• [Prompt]:
Copy every line that holds "seuil".

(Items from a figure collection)

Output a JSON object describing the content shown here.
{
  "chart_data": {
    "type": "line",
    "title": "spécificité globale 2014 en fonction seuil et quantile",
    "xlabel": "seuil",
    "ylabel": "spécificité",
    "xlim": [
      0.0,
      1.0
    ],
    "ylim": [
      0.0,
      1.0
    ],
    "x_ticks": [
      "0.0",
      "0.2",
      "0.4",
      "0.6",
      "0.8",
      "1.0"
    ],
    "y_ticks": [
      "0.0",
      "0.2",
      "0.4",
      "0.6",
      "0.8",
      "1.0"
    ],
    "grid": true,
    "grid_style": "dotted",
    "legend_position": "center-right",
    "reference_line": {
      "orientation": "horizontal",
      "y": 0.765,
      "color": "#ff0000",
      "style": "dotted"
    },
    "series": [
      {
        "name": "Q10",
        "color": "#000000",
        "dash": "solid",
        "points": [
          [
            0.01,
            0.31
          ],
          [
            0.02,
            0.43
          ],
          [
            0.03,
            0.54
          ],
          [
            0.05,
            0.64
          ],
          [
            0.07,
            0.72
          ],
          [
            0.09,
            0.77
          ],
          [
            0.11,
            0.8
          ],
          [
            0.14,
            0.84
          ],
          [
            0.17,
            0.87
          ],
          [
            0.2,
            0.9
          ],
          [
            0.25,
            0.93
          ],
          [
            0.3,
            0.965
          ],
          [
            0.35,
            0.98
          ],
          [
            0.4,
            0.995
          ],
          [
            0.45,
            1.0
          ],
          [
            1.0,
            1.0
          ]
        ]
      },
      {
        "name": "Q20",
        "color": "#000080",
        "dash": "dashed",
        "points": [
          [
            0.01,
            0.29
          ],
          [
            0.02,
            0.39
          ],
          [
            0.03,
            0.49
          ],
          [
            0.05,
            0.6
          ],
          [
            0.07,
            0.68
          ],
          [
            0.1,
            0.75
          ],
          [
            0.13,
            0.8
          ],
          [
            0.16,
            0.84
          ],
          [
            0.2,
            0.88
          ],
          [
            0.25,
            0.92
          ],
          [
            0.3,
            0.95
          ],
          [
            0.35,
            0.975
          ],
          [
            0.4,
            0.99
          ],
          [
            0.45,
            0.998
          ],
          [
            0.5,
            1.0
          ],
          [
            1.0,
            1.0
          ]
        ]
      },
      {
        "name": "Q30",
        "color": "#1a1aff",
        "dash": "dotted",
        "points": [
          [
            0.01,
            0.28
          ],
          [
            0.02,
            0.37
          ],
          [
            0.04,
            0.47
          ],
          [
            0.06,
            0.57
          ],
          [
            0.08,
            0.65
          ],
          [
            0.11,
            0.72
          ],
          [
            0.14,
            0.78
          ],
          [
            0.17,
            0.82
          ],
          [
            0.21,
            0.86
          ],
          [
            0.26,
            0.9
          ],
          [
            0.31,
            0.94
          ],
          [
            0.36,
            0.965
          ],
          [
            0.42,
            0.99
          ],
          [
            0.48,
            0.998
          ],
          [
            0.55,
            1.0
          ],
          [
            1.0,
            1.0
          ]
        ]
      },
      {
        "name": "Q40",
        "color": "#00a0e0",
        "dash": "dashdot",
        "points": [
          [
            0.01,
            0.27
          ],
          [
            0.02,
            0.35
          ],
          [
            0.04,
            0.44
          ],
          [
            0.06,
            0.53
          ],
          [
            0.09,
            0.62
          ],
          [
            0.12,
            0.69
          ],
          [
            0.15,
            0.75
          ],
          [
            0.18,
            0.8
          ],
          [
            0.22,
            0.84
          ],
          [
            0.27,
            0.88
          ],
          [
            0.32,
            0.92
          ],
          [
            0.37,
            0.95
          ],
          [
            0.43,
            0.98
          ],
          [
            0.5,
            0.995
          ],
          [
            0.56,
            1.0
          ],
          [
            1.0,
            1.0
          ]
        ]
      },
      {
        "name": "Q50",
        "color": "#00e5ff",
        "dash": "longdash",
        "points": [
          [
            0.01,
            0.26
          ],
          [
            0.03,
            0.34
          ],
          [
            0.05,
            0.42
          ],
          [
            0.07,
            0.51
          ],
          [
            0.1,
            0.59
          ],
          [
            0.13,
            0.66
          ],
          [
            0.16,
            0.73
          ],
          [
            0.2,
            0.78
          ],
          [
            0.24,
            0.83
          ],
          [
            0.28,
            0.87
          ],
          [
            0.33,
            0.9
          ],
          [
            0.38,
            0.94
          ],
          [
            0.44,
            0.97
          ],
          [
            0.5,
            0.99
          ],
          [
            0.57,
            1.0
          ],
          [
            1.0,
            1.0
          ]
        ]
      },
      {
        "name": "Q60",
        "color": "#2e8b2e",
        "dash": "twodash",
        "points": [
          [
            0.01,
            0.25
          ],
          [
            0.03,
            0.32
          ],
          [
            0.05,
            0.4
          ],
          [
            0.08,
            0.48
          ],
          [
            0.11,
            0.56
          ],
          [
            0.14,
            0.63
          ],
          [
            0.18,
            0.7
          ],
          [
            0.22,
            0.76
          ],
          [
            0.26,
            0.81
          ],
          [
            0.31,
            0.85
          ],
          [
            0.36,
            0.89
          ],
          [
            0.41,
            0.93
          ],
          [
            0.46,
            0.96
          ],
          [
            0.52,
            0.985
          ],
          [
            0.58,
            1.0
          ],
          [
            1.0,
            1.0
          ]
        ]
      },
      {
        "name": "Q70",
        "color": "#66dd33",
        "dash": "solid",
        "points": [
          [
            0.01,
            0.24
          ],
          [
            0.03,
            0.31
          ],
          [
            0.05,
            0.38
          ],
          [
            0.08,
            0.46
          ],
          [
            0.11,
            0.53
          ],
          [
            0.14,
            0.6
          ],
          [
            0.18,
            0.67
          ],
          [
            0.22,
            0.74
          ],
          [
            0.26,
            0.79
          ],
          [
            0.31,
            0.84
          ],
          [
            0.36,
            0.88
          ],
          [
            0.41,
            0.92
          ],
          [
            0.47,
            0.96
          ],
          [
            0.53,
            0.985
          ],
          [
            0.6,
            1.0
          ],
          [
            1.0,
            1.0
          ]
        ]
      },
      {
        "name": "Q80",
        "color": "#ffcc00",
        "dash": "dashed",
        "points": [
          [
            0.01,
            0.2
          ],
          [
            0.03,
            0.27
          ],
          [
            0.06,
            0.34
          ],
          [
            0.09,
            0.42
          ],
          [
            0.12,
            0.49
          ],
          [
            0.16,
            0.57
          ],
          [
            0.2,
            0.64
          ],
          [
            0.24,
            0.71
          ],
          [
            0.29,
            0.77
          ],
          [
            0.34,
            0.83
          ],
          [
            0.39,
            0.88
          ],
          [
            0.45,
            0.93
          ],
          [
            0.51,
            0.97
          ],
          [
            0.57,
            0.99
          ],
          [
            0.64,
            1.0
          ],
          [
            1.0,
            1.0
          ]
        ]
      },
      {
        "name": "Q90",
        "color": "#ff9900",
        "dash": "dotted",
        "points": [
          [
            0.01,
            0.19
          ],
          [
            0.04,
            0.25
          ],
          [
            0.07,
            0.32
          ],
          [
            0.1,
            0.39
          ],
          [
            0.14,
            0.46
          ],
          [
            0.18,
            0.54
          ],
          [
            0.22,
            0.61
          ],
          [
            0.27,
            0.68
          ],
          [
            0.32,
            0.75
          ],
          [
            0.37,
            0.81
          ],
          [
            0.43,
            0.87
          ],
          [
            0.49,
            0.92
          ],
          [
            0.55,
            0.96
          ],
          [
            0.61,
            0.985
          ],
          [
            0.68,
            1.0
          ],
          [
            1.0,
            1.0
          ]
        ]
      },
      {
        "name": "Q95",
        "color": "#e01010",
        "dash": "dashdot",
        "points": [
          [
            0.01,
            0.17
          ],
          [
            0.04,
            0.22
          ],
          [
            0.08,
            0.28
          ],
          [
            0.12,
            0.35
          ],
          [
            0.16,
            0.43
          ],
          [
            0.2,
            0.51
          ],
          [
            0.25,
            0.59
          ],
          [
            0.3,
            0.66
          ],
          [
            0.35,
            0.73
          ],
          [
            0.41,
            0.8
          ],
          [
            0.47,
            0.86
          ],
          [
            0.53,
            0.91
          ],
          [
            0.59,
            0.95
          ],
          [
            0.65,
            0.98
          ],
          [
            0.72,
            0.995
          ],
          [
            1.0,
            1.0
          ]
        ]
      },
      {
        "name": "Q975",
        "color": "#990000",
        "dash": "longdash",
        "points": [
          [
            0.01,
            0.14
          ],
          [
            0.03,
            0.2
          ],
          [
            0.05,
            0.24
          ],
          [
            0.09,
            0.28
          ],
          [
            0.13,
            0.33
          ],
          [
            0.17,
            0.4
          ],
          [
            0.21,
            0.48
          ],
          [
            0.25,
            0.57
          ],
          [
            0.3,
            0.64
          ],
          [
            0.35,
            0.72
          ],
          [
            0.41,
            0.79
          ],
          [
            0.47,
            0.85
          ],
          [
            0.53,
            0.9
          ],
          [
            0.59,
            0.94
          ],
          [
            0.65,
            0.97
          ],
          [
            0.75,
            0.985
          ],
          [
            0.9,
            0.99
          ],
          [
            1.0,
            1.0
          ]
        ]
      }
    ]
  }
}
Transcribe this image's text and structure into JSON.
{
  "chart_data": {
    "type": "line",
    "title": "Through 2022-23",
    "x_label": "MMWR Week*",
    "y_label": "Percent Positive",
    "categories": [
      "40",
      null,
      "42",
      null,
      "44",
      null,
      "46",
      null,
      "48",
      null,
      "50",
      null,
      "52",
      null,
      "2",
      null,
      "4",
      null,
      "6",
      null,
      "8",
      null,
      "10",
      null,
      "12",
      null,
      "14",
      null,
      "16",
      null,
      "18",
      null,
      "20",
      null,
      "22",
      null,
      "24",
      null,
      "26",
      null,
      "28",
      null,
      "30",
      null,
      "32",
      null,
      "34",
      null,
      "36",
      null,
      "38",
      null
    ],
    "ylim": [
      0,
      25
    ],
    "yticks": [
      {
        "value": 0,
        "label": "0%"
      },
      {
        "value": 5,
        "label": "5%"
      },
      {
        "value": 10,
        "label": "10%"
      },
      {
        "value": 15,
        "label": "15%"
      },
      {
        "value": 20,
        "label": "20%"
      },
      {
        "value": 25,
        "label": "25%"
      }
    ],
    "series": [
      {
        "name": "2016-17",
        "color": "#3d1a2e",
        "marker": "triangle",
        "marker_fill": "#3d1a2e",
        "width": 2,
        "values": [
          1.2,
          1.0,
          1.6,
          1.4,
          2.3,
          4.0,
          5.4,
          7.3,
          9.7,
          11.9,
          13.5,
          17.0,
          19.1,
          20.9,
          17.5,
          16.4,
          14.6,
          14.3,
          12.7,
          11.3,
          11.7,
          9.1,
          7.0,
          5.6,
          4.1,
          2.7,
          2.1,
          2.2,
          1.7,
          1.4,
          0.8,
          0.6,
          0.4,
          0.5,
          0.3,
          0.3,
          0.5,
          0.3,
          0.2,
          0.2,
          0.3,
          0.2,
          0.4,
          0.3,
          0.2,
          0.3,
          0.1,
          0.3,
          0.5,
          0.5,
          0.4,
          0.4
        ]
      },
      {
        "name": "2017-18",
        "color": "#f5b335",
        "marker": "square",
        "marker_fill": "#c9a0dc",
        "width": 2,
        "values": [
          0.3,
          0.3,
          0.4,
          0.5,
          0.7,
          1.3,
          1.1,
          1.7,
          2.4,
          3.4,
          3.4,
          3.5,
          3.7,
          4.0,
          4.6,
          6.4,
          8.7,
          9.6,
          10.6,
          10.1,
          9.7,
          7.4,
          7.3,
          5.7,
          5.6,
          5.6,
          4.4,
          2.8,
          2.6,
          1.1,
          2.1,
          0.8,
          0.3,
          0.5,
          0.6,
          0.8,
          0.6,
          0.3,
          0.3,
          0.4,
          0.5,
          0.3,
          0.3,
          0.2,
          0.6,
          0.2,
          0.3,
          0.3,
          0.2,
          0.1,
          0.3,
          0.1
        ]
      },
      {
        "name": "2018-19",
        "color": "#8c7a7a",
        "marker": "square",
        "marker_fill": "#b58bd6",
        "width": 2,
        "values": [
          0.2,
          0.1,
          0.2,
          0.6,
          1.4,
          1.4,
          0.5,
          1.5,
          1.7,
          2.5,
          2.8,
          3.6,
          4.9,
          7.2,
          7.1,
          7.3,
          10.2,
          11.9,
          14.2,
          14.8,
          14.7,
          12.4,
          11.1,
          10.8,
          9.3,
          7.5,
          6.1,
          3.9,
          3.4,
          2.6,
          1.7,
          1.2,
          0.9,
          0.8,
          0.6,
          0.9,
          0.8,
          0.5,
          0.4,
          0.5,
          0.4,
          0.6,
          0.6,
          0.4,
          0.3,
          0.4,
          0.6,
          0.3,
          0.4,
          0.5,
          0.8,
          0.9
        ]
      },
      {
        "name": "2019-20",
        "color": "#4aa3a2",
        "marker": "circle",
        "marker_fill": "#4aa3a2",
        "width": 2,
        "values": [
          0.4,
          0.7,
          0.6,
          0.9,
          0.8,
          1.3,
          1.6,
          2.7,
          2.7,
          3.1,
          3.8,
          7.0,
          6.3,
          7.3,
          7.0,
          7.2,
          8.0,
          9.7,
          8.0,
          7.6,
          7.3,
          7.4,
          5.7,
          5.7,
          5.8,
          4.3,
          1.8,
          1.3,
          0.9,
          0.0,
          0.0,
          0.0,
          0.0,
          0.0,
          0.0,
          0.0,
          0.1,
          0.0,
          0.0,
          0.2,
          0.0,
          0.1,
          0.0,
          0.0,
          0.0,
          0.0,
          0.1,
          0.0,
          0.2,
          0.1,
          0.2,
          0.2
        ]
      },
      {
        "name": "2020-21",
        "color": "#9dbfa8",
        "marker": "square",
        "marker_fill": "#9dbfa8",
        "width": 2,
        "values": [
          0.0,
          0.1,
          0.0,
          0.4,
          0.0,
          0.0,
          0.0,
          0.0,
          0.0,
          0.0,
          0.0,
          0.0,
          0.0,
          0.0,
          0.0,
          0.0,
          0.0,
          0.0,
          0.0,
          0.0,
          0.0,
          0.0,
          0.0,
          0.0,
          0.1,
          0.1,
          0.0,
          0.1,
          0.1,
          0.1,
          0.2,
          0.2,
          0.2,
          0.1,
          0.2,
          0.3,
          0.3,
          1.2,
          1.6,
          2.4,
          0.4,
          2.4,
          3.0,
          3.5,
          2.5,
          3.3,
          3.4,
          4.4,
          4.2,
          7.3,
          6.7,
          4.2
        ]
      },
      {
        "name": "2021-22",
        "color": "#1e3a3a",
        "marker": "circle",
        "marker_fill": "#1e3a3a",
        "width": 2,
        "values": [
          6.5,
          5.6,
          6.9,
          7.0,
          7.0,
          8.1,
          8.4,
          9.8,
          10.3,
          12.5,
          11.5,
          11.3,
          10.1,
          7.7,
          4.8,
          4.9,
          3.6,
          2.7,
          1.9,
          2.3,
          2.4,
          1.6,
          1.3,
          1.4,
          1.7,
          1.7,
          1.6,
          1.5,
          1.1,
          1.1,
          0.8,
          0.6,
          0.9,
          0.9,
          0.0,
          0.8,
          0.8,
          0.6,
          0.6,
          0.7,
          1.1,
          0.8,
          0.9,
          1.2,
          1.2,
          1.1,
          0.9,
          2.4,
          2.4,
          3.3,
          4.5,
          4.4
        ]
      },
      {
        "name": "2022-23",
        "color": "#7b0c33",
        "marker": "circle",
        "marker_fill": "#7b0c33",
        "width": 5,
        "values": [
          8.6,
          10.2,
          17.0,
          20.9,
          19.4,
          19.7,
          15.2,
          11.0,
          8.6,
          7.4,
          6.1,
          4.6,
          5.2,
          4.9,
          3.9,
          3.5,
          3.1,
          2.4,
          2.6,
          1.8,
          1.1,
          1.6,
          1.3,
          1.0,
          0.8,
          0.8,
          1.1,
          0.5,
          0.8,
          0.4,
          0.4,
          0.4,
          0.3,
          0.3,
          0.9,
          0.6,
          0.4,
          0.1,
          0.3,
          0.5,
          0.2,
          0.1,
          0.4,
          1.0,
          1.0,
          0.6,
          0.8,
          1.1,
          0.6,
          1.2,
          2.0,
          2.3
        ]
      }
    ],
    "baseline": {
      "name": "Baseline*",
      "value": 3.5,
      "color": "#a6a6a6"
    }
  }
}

• [Problem solution]:
    "title": "spécificité globale 2014 en fonction seuil et quantile",
    "xlabel": "seuil",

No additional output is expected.